PROBLEM REQUIREMENTS =>
The entries below should be output exactly as written.

Dataset items:
———

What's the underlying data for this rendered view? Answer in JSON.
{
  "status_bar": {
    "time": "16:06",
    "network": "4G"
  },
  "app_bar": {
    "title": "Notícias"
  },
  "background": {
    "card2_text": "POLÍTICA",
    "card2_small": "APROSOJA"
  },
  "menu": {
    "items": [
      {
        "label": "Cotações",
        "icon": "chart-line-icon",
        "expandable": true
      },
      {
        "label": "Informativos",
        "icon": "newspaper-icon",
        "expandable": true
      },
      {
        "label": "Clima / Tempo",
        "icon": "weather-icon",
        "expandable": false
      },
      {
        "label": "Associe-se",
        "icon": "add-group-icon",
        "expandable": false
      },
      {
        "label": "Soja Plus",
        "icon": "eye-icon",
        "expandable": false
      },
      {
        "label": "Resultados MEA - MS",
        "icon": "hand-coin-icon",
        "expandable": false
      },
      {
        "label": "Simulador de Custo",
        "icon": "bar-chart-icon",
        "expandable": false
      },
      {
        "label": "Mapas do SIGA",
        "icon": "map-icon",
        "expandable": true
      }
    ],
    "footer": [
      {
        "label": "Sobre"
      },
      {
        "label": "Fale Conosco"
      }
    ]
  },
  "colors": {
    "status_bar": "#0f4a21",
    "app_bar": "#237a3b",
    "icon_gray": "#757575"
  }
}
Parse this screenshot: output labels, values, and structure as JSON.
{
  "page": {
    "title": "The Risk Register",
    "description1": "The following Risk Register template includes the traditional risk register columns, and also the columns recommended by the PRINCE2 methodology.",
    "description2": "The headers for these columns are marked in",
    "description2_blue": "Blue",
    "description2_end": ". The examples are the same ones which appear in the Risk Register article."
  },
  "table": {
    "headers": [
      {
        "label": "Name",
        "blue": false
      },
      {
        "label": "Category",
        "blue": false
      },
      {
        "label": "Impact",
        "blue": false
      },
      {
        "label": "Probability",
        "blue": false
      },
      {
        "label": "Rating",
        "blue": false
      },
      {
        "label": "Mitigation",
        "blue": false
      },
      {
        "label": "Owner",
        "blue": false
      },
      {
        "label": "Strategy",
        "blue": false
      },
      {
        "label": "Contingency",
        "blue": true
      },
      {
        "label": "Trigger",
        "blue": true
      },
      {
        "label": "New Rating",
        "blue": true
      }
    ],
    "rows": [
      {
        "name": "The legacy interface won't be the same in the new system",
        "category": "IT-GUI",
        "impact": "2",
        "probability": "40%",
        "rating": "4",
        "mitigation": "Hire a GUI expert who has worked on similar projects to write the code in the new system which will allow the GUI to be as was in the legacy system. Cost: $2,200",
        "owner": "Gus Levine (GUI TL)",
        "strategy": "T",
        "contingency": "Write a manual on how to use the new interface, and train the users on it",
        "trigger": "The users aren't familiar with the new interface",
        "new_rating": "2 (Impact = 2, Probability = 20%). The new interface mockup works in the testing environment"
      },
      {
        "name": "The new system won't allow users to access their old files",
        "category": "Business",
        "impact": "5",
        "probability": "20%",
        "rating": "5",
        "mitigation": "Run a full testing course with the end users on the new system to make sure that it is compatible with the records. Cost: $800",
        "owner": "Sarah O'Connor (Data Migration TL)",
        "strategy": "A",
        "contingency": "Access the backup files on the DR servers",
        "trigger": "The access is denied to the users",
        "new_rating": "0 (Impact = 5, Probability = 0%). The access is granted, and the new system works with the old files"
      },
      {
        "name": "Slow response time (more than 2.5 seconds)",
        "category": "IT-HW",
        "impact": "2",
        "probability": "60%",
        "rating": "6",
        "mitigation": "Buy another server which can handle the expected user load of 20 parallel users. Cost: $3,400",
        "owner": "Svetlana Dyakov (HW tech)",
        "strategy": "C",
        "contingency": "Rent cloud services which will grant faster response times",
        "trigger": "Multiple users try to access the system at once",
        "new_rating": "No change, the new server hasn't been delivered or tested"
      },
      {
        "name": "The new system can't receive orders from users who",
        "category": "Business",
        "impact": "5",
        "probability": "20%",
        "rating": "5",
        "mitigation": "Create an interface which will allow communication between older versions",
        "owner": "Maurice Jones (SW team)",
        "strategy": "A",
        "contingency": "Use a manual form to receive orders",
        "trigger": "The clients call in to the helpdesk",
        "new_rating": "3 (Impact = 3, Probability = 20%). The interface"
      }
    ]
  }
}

———

RESPONSE TO THE TASK =>
What's the underlying data for this rendered view? Answer in JSON.
{
  "status_bar": {
    "time": "16:06",
    "network": "4G"
  },
  "app_bar": {
    "title": "Notícias"
  },
  "background": {
    "card2_text": "POLÍTICA",
    "card2_small": "APROSOJA"
  },
  "menu": {
    "items": [
      {
        "label": "Cotações",
        "icon": "chart-line-icon",
        "expandable": true
      },
      {
        "label": "Informativos",
        "icon": "newspaper-icon",
        "expandable": true
      },
      {
        "label": "Clima / Tempo",
        "icon": "weather-icon",
        "expandable": false
      },
      {
        "label": "Associe-se",
        "icon": "add-group-icon",
        "expandable": false
      },
      {
        "label": "Soja Plus",
        "icon": "eye-icon",
        "expandable": false
      },
      {
        "label": "Resultados MEA - MS",
        "icon": "hand-coin-icon",
        "expandable": false
      },
      {
        "label": "Simulador de Custo",
        "icon": "bar-chart-icon",
        "expandable": false
      },
      {
        "label": "Mapas do SIGA",
        "icon": "map-icon",
        "expandable": true
      }
    ],
    "footer": [
      {
        "label": "Sobre"
      },
      {
        "label": "Fale Conosco"
      }
    ]
  },
  "colors": {
    "status_bar": "#0f4a21",
    "app_bar": "#237a3b",
    "icon_gray": "#757575"
  }
}
Parse this screenshot: output labels, values, and structure as JSON.
{
  "page": {
    "title": "The Risk Register",
    "description1": "The following Risk Register template includes the traditional risk register columns, and also the columns recommended by the PRINCE2 methodology.",
    "description2": "The headers for these columns are marked in",
    "description2_blue": "Blue",
    "description2_end": ". The examples are the same ones which appear in the Risk Register article."
  },
  "table": {
    "headers": [
      {
        "label": "Name",
        "blue": false
      },
      {
        "label": "Category",
        "blue": false
      },
      {
        "label": "Impact",
        "blue": false
      },
      {
        "label": "Probability",
        "blue": false
      },
      {
        "label": "Rating",
        "blue": false
      },
      {
        "label": "Mitigation",
        "blue": false
      },
      {
        "label": "Owner",
        "blue": false
      },
      {
        "label": "Strategy",
        "blue": false
      },
      {
        "label": "Contingency",
        "blue": true
      },
      {
        "label": "Trigger",
        "blue": true
      },
      {
        "label": "New Rating",
        "blue": true
      }
    ],
    "rows": [
      {
        "name": "The legacy interface won't be the same in the new system",
        "category": "IT-GUI",
        "impact": "2",
        "probability": "40%",
        "rating": "4",
        "mitigation": "Hire a GUI expert who has worked on similar projects to write the code in the new system which will allow the GUI to be as was in the legacy system. Cost: $2,200",
        "owner": "Gus Levine (GUI TL)",
        "strategy": "T",
        "contingency": "Write a manual on how to use the new interface, and train the users on it",
        "trigger": "The users aren't familiar with the new interface",
        "new_rating": "2 (Impact = 2, Probability = 20%). The new interface mockup works in the testing environment"
      },
      {
        "name": "The new system won't allow users to access their old files",
        "category": "Business",
        "impact": "5",
        "probability": "20%",
        "rating": "5",
        "mitigation": "Run a full testing course with the end users on the new system to make sure that it is compatible with the records. Cost: $800",
        "owner": "Sarah O'Connor (Data Migration TL)",
        "strategy": "A",
        "contingency": "Access the backup files on the DR servers",
        "trigger": "The access is denied to the users",
        "new_rating": "0 (Impact = 5, Probability = 0%). The access is granted, and the new system works with the old files"
      },
      {
        "name": "Slow response time (more than 2.5 seconds)",
        "category": "IT-HW",
        "impact": "2",
        "probability": "60%",
        "rating": "6",
        "mitigation": "Buy another server which can handle the expected user load of 20 parallel users. Cost: $3,400",
        "owner": "Svetlana Dyakov (HW tech)",
        "strategy": "C",
        "contingency": "Rent cloud services which will grant faster response times",
        "trigger": "Multiple users try to access the system at once",
        "new_rating": "No change, the new server hasn't been delivered or tested"
      },
      {
        "name": "The new system can't receive orders from users who",
        "category": "Business",
        "impact": "5",
        "probability": "20%",
        "rating": "5",
        "mitigation": "Create an interface which will allow communication between older versions",
        "owner": "Maurice Jones (SW team)",
        "strategy": "A",
        "contingency": "Use a manual form to receive orders",
        "trigger": "The clients call in to the helpdesk",
        "new_rating": "3 (Impact = 3, Probability = 20%). The interface"
      }
    ]
  }
}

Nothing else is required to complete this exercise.